> Problem
Extract the listing in its entirety, keeping each line identical to the original.

> Information supplied
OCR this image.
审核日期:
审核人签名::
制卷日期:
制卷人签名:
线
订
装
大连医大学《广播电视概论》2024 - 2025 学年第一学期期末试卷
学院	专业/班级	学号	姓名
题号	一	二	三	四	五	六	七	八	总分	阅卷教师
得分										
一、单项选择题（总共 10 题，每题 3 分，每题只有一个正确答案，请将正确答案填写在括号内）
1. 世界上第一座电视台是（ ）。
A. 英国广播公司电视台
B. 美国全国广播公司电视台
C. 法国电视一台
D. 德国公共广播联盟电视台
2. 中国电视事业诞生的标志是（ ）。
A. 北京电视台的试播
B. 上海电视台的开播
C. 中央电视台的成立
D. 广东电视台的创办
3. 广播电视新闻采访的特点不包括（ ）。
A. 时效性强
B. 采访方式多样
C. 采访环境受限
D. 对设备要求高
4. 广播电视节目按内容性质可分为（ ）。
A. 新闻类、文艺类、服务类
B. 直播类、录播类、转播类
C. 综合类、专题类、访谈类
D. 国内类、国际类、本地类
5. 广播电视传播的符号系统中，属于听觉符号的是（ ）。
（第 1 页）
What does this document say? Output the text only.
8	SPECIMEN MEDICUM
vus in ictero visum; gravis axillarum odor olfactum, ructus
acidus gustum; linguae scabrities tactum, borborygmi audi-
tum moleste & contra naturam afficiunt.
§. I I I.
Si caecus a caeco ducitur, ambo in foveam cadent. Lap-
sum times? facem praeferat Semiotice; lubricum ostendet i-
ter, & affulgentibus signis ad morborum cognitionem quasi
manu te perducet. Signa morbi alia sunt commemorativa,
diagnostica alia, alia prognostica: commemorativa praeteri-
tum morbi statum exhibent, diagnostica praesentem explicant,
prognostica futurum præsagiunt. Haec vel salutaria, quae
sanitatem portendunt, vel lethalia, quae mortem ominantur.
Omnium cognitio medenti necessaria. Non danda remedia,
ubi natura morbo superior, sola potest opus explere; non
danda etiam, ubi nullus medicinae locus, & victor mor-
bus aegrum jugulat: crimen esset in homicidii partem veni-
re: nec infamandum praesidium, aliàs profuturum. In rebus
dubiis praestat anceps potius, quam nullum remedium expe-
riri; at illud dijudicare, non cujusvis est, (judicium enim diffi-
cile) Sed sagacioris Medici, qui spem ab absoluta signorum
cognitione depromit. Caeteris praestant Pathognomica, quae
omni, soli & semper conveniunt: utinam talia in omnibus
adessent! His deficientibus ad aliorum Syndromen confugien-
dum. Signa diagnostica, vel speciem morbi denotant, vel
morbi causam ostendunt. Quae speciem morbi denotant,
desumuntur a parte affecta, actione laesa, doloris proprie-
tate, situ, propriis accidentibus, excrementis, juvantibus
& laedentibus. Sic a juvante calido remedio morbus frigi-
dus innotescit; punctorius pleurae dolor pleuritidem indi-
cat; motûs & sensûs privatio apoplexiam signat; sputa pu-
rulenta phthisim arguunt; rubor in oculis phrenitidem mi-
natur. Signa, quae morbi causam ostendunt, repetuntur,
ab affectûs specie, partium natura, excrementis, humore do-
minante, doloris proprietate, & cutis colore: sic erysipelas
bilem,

> Full output
OCR this image.
审核日期:
审核人签名::
制卷日期:
制卷人签名:
线
订
装
大连医大学《广播电视概论》2024 - 2025 学年第一学期期末试卷
学院	专业/班级	学号	姓名
题号	一	二	三	四	五	六	七	八	总分	阅卷教师
得分										
一、单项选择题（总共 10 题，每题 3 分，每题只有一个正确答案，请将正确答案填写在括号内）
1. 世界上第一座电视台是（ ）。
A. 英国广播公司电视台
B. 美国全国广播公司电视台
C. 法国电视一台
D. 德国公共广播联盟电视台
2. 中国电视事业诞生的标志是（ ）。
A. 北京电视台的试播
B. 上海电视台的开播
C. 中央电视台的成立
D. 广东电视台的创办
3. 广播电视新闻采访的特点不包括（ ）。
A. 时效性强
B. 采访方式多样
C. 采访环境受限
D. 对设备要求高
4. 广播电视节目按内容性质可分为（ ）。
A. 新闻类、文艺类、服务类
B. 直播类、录播类、转播类
C. 综合类、专题类、访谈类
D. 国内类、国际类、本地类
5. 广播电视传播的符号系统中，属于听觉符号的是（ ）。
（第 1 页）
What does this document say? Output the text only.
8	SPECIMEN MEDICUM
vus in ictero visum; gravis axillarum odor olfactum, ructus
acidus gustum; linguae scabrities tactum, borborygmi audi-
tum moleste & contra naturam afficiunt.
§. I I I.
Si caecus a caeco ducitur, ambo in foveam cadent. Lap-
sum times? facem praeferat Semiotice; lubricum ostendet i-
ter, & affulgentibus signis ad morborum cognitionem quasi
manu te perducet. Signa morbi alia sunt commemorativa,
diagnostica alia, alia prognostica: commemorativa praeteri-
tum morbi statum exhibent, diagnostica praesentem explicant,
prognostica futurum præsagiunt. Haec vel salutaria, quae
sanitatem portendunt, vel lethalia, quae mortem ominantur.
Omnium cognitio medenti necessaria. Non danda remedia,
ubi natura morbo superior, sola potest opus explere; non
danda etiam, ubi nullus medicinae locus, & victor mor-
bus aegrum jugulat: crimen esset in homicidii partem veni-
re: nec infamandum praesidium, aliàs profuturum. In rebus
dubiis praestat anceps potius, quam nullum remedium expe-
riri; at illud dijudicare, non cujusvis est, (judicium enim diffi-
cile) Sed sagacioris Medici, qui spem ab absoluta signorum
cognitione depromit. Caeteris praestant Pathognomica, quae
omni, soli & semper conveniunt: utinam talia in omnibus
adessent! His deficientibus ad aliorum Syndromen confugien-
dum. Signa diagnostica, vel speciem morbi denotant, vel
morbi causam ostendunt. Quae speciem morbi denotant,
desumuntur a parte affecta, actione laesa, doloris proprie-
tate, situ, propriis accidentibus, excrementis, juvantibus
& laedentibus. Sic a juvante calido remedio morbus frigi-
dus innotescit; punctorius pleurae dolor pleuritidem indi-
cat; motûs & sensûs privatio apoplexiam signat; sputa pu-
rulenta phthisim arguunt; rubor in oculis phrenitidem mi-
natur. Signa, quae morbi causam ostendunt, repetuntur,
ab affectûs specie, partium natura, excrementis, humore do-
minante, doloris proprietate, & cutis colore: sic erysipelas
bilem,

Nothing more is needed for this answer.